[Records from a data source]
------------

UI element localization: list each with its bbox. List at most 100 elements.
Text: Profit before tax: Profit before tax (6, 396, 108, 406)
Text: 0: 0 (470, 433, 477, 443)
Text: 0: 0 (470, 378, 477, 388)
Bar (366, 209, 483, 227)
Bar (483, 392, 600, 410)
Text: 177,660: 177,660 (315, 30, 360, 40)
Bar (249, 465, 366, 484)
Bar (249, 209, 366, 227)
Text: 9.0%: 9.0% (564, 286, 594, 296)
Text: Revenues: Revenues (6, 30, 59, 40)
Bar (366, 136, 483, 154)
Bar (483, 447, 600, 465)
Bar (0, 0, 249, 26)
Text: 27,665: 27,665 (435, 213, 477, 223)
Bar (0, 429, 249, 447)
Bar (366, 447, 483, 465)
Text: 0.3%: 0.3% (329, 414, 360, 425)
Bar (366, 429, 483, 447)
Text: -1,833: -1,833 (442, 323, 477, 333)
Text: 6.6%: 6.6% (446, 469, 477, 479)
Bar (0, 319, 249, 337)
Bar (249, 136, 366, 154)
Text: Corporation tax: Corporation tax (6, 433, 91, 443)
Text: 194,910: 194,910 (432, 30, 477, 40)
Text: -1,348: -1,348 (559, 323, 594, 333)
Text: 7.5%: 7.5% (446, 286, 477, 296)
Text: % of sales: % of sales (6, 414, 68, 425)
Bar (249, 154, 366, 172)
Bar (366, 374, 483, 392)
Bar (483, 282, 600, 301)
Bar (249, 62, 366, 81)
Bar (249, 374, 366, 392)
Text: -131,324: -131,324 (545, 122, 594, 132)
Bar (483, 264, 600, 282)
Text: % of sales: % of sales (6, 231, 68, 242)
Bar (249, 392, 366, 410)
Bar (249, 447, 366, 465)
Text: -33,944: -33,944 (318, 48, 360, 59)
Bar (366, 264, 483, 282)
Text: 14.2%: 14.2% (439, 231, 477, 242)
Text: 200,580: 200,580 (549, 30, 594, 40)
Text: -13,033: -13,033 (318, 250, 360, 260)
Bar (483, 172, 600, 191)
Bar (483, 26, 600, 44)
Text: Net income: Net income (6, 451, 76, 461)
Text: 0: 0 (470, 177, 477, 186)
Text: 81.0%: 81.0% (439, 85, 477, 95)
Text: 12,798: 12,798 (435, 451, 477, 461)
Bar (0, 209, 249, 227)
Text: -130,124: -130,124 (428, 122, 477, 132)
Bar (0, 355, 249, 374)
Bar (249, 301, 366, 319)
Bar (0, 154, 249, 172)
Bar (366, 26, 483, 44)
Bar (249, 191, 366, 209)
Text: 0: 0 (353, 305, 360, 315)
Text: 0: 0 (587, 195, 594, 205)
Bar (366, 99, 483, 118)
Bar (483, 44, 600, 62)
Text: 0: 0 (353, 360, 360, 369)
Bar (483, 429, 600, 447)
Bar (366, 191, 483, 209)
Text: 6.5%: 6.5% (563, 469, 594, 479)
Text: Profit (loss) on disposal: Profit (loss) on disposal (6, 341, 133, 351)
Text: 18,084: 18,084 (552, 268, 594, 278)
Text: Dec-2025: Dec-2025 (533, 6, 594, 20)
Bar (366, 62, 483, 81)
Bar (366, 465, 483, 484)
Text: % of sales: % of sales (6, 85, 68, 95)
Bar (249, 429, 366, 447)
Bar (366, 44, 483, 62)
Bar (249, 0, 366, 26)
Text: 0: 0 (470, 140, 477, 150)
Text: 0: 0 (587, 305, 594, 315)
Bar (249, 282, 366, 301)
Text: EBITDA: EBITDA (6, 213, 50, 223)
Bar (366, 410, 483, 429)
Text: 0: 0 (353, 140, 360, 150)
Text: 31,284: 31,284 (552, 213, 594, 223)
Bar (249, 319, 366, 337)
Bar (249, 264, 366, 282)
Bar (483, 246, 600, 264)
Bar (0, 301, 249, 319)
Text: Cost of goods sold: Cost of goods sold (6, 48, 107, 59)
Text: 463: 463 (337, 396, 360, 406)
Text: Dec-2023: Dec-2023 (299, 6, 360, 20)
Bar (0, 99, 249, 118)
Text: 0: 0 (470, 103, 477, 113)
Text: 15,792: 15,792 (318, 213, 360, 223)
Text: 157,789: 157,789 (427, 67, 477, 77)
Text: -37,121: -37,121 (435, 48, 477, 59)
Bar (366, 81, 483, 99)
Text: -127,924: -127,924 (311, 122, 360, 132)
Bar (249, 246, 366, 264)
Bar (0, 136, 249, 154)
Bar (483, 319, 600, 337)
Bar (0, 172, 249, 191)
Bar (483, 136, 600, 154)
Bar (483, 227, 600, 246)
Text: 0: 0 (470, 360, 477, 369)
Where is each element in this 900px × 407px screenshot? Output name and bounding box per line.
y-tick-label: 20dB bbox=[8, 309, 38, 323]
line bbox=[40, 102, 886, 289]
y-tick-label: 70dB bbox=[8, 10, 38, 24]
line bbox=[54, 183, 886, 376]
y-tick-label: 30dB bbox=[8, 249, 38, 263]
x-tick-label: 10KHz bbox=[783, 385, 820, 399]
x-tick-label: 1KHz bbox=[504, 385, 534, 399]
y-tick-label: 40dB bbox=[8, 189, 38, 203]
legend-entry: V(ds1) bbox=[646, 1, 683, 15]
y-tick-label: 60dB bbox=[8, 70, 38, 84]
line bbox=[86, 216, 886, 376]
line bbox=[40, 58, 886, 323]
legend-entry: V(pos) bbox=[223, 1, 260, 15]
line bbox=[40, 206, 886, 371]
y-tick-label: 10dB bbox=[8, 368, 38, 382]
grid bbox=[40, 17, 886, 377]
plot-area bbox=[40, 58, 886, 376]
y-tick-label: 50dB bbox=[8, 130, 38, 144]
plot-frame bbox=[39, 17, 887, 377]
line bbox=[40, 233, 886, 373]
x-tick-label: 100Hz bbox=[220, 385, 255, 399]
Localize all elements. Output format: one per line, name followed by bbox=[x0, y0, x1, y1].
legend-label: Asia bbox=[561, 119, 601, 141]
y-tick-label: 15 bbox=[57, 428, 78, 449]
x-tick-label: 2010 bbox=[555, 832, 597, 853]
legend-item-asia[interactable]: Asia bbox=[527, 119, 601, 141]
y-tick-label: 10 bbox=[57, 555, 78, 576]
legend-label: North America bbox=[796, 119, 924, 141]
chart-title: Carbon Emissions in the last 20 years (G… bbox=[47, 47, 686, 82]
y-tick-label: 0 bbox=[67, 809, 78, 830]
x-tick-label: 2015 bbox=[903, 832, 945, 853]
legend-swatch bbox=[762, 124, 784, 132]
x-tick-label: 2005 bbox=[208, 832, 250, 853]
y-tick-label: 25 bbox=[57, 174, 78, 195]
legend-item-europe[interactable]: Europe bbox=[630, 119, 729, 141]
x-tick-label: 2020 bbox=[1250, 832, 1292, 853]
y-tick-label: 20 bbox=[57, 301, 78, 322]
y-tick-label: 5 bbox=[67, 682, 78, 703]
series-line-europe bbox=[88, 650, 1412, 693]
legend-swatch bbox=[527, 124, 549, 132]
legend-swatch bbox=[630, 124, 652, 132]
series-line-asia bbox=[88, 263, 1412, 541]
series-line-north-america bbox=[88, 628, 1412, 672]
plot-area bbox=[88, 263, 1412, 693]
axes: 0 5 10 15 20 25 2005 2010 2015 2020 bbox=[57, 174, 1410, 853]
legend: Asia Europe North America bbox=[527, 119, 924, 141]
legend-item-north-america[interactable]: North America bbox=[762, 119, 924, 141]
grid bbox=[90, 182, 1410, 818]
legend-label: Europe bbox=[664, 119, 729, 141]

------------

• The task: Extract every line from the entries above and reproduce each one without changing a single character.

• Reply:
UI element localization: list each with its bbox. List at most 100 elements.
Text: Profit before tax: Profit before tax (6, 396, 108, 406)
Text: 0: 0 (470, 433, 477, 443)
Text: 0: 0 (470, 378, 477, 388)
Bar (366, 209, 483, 227)
Bar (483, 392, 600, 410)
Text: 177,660: 177,660 (315, 30, 360, 40)
Bar (249, 465, 366, 484)
Bar (249, 209, 366, 227)
Text: 9.0%: 9.0% (564, 286, 594, 296)
Text: Revenues: Revenues (6, 30, 59, 40)
Bar (366, 136, 483, 154)
Bar (483, 447, 600, 465)
Bar (0, 0, 249, 26)
Text: 27,665: 27,665 (435, 213, 477, 223)
Bar (0, 429, 249, 447)
Bar (366, 447, 483, 465)
Text: 0.3%: 0.3% (329, 414, 360, 425)
Bar (366, 429, 483, 447)
Text: -1,833: -1,833 (442, 323, 477, 333)
Text: 6.6%: 6.6% (446, 469, 477, 479)
Bar (0, 319, 249, 337)
Bar (249, 136, 366, 154)
Text: Corporation tax: Corporation tax (6, 433, 91, 443)
Text: 194,910: 194,910 (432, 30, 477, 40)
Text: -1,348: -1,348 (559, 323, 594, 333)
Text: 7.5%: 7.5% (446, 286, 477, 296)
Text: % of sales: % of sales (6, 414, 68, 425)
Bar (249, 154, 366, 172)
Bar (366, 374, 483, 392)
Bar (483, 282, 600, 301)
Bar (249, 62, 366, 81)
Bar (249, 374, 366, 392)
Text: -131,324: -131,324 (545, 122, 594, 132)
Bar (483, 264, 600, 282)
Text: % of sales: % of sales (6, 231, 68, 242)
Bar (249, 392, 366, 410)
Bar (249, 447, 366, 465)
Text: -33,944: -33,944 (318, 48, 360, 59)
Bar (366, 264, 483, 282)
Text: 14.2%: 14.2% (439, 231, 477, 242)
Text: 200,580: 200,580 (549, 30, 594, 40)
Text: -13,033: -13,033 (318, 250, 360, 260)
Bar (483, 172, 600, 191)
Bar (483, 26, 600, 44)
Text: Net income: Net income (6, 451, 76, 461)
Text: 0: 0 (470, 177, 477, 186)
Text: 81.0%: 81.0% (439, 85, 477, 95)
Text: 12,798: 12,798 (435, 451, 477, 461)
Bar (0, 209, 249, 227)
Text: -130,124: -130,124 (428, 122, 477, 132)
Bar (0, 355, 249, 374)
Bar (249, 301, 366, 319)
Bar (0, 154, 249, 172)
Bar (366, 26, 483, 44)
Bar (249, 191, 366, 209)
Text: 0: 0 (353, 305, 360, 315)
Text: 0: 0 (587, 195, 594, 205)
Bar (366, 99, 483, 118)
Bar (483, 44, 600, 62)
Text: 0: 0 (353, 360, 360, 369)
Bar (483, 429, 600, 447)
Bar (366, 191, 483, 209)
Text: 6.5%: 6.5% (563, 469, 594, 479)
Text: Profit (loss) on disposal: Profit (loss) on disposal (6, 341, 133, 351)
Text: 18,084: 18,084 (552, 268, 594, 278)
Text: Dec-2025: Dec-2025 (533, 6, 594, 20)
Bar (366, 62, 483, 81)
Bar (366, 465, 483, 484)
Text: % of sales: % of sales (6, 85, 68, 95)
Bar (249, 429, 366, 447)
Bar (366, 44, 483, 62)
Bar (249, 0, 366, 26)
Text: 0: 0 (470, 140, 477, 150)
Text: 0: 0 (587, 305, 594, 315)
Bar (249, 282, 366, 301)
Text: EBITDA: EBITDA (6, 213, 50, 223)
Bar (366, 410, 483, 429)
Text: 0: 0 (353, 140, 360, 150)
Text: 31,284: 31,284 (552, 213, 594, 223)
Bar (249, 319, 366, 337)
Bar (249, 264, 366, 282)
Bar (483, 246, 600, 264)
Bar (0, 301, 249, 319)
Text: Cost of goods sold: Cost of goods sold (6, 48, 107, 59)
Text: 463: 463 (337, 396, 360, 406)
Text: Dec-2023: Dec-2023 (299, 6, 360, 20)
Bar (0, 99, 249, 118)
Text: 0: 0 (470, 103, 477, 113)
Text: 15,792: 15,792 (318, 213, 360, 223)
Text: 157,789: 157,789 (427, 67, 477, 77)
Text: -37,121: -37,121 (435, 48, 477, 59)
Bar (366, 81, 483, 99)
Text: -127,924: -127,924 (311, 122, 360, 132)
Bar (249, 246, 366, 264)
Bar (0, 136, 249, 154)
Bar (483, 319, 600, 337)
Bar (0, 172, 249, 191)
Bar (483, 136, 600, 154)
Bar (483, 227, 600, 246)
Text: 0: 0 (470, 360, 477, 369)
Where is each element in this 900px × 407px screenshot? Output name and bounding box per line.
y-tick-label: 20dB bbox=[8, 309, 38, 323]
line bbox=[40, 102, 886, 289]
y-tick-label: 70dB bbox=[8, 10, 38, 24]
line bbox=[54, 183, 886, 376]
y-tick-label: 30dB bbox=[8, 249, 38, 263]
x-tick-label: 10KHz bbox=[783, 385, 820, 399]
x-tick-label: 1KHz bbox=[504, 385, 534, 399]
y-tick-label: 40dB bbox=[8, 189, 38, 203]
legend-entry: V(ds1) bbox=[646, 1, 683, 15]
y-tick-label: 60dB bbox=[8, 70, 38, 84]
line bbox=[86, 216, 886, 376]
line bbox=[40, 58, 886, 323]
legend-entry: V(pos) bbox=[223, 1, 260, 15]
line bbox=[40, 206, 886, 371]
y-tick-label: 10dB bbox=[8, 368, 38, 382]
grid bbox=[40, 17, 886, 377]
plot-area bbox=[40, 58, 886, 376]
y-tick-label: 50dB bbox=[8, 130, 38, 144]
plot-frame bbox=[39, 17, 887, 377]
line bbox=[40, 233, 886, 373]
x-tick-label: 100Hz bbox=[220, 385, 255, 399]
Localize all elements. Output format: one per line, name followed by bbox=[x0, y0, x1, y1].
legend-label: Asia bbox=[561, 119, 601, 141]
y-tick-label: 15 bbox=[57, 428, 78, 449]
x-tick-label: 2010 bbox=[555, 832, 597, 853]
legend-item-asia[interactable]: Asia bbox=[527, 119, 601, 141]
y-tick-label: 10 bbox=[57, 555, 78, 576]
legend-label: North America bbox=[796, 119, 924, 141]
chart-title: Carbon Emissions in the last 20 years (G… bbox=[47, 47, 686, 82]
y-tick-label: 0 bbox=[67, 809, 78, 830]
x-tick-label: 2015 bbox=[903, 832, 945, 853]
legend-swatch bbox=[762, 124, 784, 132]
x-tick-label: 2005 bbox=[208, 832, 250, 853]
y-tick-label: 25 bbox=[57, 174, 78, 195]
legend-item-europe[interactable]: Europe bbox=[630, 119, 729, 141]
x-tick-label: 2020 bbox=[1250, 832, 1292, 853]
y-tick-label: 20 bbox=[57, 301, 78, 322]
y-tick-label: 5 bbox=[67, 682, 78, 703]
series-line-europe bbox=[88, 650, 1412, 693]
legend-swatch bbox=[527, 124, 549, 132]
legend-swatch bbox=[630, 124, 652, 132]
series-line-asia bbox=[88, 263, 1412, 541]
series-line-north-america bbox=[88, 628, 1412, 672]
plot-area bbox=[88, 263, 1412, 693]
axes: 0 5 10 15 20 25 2005 2010 2015 2020 bbox=[57, 174, 1410, 853]
legend: Asia Europe North America bbox=[527, 119, 924, 141]
legend-item-north-america[interactable]: North America bbox=[762, 119, 924, 141]
grid bbox=[90, 182, 1410, 818]
legend-label: Europe bbox=[664, 119, 729, 141]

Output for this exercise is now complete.